▶ _WHAT YOU HAVE TO DO_:
Each line that holds the word "revenue" should be returned.

▶ _INPUT RECORDS_:

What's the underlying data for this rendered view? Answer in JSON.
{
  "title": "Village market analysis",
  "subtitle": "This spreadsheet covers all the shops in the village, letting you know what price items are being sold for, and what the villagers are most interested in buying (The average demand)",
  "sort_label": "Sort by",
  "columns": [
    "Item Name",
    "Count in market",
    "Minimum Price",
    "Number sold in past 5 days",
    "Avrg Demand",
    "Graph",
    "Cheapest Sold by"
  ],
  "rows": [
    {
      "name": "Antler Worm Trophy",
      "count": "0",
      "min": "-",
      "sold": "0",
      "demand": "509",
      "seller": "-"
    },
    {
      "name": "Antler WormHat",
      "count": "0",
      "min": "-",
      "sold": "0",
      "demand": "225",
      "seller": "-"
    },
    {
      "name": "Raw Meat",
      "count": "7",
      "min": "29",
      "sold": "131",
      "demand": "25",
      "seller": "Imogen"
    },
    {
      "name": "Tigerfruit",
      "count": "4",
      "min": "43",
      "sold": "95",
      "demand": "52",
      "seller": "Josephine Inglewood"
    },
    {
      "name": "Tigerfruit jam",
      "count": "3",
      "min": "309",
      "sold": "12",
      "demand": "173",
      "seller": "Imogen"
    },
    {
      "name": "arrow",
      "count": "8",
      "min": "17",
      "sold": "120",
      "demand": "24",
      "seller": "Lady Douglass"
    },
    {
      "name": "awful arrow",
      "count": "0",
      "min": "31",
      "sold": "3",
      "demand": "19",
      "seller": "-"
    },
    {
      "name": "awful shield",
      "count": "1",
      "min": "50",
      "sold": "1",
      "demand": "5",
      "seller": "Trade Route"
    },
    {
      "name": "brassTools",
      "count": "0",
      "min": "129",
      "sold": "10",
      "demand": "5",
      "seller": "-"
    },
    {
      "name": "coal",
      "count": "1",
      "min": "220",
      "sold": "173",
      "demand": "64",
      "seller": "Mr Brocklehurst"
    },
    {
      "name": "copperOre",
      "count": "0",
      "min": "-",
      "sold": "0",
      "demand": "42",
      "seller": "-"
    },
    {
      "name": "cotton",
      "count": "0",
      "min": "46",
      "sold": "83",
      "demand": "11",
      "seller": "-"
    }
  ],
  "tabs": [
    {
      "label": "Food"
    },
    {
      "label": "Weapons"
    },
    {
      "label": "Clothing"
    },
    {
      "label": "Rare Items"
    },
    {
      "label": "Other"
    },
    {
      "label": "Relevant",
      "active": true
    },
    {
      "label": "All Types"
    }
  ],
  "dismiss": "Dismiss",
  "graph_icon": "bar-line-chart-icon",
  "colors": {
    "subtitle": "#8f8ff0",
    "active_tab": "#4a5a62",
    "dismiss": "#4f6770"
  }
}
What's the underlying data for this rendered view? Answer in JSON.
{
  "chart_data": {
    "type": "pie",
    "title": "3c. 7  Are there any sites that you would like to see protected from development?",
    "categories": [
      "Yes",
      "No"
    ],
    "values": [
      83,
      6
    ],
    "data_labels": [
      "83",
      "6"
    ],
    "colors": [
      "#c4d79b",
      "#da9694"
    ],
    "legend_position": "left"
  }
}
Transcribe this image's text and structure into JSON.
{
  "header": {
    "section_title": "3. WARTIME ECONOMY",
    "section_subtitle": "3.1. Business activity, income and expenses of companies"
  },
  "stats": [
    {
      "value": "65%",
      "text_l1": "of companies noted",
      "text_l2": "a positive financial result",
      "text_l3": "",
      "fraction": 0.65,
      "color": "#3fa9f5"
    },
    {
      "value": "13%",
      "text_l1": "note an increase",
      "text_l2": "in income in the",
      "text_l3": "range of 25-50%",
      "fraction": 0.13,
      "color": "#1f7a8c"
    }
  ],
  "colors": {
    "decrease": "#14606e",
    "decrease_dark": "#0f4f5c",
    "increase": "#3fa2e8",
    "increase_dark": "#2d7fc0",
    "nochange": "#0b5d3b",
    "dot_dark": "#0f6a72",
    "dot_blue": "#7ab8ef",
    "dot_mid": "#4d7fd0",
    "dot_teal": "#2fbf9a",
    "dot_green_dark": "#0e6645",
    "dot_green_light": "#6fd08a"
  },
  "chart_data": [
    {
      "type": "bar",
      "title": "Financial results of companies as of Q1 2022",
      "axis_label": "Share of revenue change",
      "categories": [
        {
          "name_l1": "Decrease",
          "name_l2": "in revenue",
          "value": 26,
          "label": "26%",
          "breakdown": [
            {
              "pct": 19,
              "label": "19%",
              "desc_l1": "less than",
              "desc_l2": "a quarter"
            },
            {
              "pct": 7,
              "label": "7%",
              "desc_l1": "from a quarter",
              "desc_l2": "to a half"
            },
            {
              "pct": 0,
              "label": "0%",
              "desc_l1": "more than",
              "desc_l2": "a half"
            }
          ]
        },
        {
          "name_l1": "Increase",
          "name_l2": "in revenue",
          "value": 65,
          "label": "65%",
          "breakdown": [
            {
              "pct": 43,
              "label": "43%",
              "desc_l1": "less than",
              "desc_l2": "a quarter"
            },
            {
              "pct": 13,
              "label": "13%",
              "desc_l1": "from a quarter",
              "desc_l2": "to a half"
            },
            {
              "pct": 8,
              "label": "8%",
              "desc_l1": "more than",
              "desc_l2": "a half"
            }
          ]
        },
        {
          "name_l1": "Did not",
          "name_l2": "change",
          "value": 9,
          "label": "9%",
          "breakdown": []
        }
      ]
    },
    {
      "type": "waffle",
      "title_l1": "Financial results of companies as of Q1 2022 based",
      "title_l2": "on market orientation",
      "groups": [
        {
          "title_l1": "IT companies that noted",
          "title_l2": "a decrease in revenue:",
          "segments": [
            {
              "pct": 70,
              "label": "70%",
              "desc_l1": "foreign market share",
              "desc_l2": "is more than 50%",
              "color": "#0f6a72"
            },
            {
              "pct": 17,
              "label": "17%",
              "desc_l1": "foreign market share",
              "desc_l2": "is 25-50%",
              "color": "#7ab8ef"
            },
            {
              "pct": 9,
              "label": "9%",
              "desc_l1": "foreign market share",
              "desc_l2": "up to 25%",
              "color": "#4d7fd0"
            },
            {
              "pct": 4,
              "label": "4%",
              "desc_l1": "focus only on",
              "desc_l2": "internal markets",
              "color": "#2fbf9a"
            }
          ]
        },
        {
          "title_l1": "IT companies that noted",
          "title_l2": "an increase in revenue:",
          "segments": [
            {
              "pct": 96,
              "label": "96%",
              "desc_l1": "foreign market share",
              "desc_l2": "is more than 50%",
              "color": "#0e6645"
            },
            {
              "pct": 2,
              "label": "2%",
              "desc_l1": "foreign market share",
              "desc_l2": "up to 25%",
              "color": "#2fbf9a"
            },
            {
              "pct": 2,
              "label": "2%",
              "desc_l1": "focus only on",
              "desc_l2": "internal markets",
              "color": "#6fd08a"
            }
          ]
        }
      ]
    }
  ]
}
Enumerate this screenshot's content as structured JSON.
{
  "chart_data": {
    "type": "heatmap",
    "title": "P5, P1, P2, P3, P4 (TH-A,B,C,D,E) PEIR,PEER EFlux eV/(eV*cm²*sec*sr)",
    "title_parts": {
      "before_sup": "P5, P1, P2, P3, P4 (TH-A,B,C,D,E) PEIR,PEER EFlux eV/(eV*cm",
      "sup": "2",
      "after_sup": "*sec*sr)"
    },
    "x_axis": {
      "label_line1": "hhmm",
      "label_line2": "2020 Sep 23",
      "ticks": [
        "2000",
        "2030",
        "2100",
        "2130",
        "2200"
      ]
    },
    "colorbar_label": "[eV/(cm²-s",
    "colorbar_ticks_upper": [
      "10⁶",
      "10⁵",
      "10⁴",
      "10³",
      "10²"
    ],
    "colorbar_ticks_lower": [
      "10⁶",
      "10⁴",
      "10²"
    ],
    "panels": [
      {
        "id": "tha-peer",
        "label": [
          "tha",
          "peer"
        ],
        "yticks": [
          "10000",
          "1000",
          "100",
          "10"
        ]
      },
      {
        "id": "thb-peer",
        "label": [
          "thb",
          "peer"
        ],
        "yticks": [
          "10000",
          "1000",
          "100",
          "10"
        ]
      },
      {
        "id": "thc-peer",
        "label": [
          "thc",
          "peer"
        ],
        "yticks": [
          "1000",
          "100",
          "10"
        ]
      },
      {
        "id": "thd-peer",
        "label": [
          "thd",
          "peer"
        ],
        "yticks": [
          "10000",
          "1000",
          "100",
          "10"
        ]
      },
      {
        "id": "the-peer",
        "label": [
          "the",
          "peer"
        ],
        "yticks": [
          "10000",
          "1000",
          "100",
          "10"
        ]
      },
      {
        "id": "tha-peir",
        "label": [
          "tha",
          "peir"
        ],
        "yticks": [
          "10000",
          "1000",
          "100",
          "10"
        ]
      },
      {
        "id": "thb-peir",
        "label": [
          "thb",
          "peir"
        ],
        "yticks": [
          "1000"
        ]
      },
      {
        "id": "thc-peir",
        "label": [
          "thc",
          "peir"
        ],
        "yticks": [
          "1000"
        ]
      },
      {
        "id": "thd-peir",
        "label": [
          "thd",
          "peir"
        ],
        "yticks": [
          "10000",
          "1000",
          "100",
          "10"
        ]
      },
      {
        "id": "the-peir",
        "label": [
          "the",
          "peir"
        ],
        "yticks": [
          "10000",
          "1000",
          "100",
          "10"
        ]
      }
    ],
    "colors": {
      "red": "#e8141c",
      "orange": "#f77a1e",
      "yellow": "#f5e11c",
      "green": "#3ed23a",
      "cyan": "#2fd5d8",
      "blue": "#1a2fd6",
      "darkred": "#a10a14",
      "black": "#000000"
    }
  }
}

▶ _REPLY_:
      "axis_label": "Share of revenue change",
          "name_l2": "in revenue",
          "name_l2": "in revenue",
          "title_l2": "a decrease in revenue:",
          "title_l2": "an increase in revenue:",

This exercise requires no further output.